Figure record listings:
══════════════════════════════

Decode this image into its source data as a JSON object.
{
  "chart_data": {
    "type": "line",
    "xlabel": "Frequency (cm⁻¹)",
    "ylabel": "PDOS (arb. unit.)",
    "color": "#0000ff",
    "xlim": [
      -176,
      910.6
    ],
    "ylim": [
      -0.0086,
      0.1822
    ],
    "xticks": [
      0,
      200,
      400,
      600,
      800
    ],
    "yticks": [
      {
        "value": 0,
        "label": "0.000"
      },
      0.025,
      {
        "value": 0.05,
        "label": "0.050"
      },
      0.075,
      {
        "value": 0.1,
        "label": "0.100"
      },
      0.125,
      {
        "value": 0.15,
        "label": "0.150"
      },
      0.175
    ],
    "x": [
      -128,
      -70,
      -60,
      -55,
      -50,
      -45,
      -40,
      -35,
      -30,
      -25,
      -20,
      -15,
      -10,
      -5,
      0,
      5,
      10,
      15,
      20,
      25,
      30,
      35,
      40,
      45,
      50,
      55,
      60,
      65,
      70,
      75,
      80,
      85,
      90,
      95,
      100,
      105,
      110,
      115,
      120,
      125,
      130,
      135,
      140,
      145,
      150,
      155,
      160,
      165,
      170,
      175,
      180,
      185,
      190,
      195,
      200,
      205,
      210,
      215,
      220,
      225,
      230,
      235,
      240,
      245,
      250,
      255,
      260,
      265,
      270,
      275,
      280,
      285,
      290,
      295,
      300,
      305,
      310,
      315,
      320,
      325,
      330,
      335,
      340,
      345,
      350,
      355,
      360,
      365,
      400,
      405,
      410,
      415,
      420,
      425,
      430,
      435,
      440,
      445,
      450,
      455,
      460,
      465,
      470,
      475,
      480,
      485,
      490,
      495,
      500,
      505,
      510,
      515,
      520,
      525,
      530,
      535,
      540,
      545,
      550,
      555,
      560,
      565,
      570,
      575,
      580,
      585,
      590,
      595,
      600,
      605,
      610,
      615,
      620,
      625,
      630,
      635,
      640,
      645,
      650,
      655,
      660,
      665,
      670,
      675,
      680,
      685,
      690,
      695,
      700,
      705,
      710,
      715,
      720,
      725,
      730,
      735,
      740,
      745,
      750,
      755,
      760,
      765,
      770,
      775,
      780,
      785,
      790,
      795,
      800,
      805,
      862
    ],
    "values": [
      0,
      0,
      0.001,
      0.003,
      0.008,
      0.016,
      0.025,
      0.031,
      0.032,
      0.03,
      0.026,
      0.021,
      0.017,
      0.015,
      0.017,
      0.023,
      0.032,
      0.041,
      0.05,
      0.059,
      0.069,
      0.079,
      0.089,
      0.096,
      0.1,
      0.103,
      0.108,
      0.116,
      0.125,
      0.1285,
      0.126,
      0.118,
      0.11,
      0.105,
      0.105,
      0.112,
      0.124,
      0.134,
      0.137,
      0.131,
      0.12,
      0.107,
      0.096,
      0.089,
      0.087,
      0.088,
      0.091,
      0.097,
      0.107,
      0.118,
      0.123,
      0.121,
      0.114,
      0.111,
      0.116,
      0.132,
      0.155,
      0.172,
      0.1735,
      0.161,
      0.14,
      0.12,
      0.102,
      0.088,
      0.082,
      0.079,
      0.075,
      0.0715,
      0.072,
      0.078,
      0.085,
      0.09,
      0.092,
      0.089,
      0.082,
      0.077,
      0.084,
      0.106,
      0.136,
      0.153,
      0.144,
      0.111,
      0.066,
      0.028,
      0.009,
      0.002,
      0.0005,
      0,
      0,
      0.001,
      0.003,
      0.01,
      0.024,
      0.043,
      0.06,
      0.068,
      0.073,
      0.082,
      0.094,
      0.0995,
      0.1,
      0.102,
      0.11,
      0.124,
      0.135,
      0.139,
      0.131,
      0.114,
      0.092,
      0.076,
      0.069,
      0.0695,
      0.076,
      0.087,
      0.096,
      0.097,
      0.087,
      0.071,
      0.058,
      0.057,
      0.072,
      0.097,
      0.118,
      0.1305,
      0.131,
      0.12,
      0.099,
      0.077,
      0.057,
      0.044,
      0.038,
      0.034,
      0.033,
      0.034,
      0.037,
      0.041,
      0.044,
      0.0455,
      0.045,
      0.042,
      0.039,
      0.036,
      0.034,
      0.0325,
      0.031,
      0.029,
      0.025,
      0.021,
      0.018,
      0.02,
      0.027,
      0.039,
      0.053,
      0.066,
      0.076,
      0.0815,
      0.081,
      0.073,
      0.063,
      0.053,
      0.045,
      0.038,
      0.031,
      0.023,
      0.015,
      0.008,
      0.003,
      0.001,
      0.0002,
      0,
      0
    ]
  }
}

══════════════════════════════

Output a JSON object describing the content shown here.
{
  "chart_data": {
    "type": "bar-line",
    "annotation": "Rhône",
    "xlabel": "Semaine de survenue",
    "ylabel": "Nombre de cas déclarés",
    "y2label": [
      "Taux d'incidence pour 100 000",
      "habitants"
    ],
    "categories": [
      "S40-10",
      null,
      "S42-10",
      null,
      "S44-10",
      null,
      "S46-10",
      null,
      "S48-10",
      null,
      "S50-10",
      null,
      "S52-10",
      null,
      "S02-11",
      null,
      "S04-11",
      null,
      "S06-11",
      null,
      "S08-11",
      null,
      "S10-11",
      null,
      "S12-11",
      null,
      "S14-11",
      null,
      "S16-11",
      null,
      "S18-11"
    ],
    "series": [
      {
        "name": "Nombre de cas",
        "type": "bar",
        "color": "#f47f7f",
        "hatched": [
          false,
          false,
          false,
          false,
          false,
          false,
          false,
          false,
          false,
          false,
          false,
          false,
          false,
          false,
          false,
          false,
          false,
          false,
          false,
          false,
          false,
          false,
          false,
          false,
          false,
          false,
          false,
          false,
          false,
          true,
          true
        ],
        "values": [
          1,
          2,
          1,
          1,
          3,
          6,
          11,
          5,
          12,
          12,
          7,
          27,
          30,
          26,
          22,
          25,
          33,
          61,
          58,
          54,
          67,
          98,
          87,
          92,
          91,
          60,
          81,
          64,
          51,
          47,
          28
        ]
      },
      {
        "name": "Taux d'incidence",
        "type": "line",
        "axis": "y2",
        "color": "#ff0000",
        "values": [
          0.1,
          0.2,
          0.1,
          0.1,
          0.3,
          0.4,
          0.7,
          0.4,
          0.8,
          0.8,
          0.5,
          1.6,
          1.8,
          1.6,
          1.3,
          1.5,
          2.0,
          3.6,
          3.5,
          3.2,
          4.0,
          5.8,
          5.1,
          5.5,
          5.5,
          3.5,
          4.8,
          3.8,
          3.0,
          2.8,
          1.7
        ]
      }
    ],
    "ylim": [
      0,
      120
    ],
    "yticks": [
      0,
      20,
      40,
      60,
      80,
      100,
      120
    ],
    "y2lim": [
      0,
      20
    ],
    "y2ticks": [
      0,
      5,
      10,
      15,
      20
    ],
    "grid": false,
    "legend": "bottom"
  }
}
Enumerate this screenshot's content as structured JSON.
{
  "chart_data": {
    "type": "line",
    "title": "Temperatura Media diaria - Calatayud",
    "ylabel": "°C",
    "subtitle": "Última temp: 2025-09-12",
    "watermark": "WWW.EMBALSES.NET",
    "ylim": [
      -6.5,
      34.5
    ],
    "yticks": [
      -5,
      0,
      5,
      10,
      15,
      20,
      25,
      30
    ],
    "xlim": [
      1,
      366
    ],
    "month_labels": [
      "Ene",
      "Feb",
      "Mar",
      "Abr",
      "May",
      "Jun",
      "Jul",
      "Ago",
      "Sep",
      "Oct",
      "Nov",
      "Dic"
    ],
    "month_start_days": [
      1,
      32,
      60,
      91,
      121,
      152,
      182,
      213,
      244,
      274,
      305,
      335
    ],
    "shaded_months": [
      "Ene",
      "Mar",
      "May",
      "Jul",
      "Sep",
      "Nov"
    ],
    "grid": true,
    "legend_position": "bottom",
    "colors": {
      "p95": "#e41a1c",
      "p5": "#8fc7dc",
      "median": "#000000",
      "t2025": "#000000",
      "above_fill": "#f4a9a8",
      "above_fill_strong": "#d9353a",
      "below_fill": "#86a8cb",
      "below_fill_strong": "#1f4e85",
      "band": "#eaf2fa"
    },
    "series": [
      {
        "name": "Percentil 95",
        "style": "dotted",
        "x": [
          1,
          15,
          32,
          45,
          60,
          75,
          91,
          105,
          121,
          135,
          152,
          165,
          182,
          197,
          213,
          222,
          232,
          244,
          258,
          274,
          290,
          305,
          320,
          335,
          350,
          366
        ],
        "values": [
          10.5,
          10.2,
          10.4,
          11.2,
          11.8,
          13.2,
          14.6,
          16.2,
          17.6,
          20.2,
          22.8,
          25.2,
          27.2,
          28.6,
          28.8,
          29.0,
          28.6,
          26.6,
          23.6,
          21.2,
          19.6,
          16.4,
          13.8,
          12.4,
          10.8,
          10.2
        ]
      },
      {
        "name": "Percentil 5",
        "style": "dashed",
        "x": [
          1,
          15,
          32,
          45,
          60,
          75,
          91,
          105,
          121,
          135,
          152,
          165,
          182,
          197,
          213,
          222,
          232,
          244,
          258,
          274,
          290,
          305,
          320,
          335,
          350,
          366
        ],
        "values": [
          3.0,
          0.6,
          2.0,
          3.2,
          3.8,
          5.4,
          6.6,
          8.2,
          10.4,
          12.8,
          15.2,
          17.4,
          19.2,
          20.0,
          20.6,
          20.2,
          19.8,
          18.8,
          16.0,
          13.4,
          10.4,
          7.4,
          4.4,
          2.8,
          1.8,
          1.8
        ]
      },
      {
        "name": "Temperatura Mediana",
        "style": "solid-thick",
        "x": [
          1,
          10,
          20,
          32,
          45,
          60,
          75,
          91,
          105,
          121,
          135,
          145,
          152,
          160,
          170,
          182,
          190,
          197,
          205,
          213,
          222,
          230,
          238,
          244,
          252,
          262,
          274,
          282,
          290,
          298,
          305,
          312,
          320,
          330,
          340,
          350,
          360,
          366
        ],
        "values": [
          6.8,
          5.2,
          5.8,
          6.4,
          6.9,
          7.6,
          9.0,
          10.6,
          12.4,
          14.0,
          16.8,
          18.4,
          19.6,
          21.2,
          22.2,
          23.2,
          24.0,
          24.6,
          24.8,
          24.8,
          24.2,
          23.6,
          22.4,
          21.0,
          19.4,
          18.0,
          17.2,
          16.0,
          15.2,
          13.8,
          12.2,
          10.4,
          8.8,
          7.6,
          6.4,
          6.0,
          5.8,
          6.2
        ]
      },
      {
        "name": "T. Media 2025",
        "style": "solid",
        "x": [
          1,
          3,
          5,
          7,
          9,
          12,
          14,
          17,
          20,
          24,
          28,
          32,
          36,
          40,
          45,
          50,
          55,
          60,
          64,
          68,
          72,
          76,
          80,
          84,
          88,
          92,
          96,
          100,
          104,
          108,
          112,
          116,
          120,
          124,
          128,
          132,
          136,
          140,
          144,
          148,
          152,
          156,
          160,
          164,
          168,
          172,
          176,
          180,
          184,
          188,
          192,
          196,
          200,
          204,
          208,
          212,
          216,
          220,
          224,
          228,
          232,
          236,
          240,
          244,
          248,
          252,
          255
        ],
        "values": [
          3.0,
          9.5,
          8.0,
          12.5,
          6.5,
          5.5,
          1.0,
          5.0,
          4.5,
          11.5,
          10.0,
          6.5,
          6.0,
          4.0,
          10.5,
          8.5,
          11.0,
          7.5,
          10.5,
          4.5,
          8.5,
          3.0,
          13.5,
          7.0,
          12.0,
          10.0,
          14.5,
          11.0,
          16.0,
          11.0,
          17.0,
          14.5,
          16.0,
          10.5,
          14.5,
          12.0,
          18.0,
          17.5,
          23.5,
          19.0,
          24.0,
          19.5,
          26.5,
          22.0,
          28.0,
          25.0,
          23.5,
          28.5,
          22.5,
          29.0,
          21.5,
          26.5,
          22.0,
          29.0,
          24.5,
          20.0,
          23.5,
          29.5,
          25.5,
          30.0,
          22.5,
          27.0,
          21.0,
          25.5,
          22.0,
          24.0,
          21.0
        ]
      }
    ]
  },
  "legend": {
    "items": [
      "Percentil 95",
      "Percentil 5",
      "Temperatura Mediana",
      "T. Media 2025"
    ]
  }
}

══════════════════════════════

Collect each line of the entries that has the word "type", copying it in full.

Right answer:
    "type": "line",
    "type": "bar-line",
        "type": "bar",
        "type": "line",
    "type": "line",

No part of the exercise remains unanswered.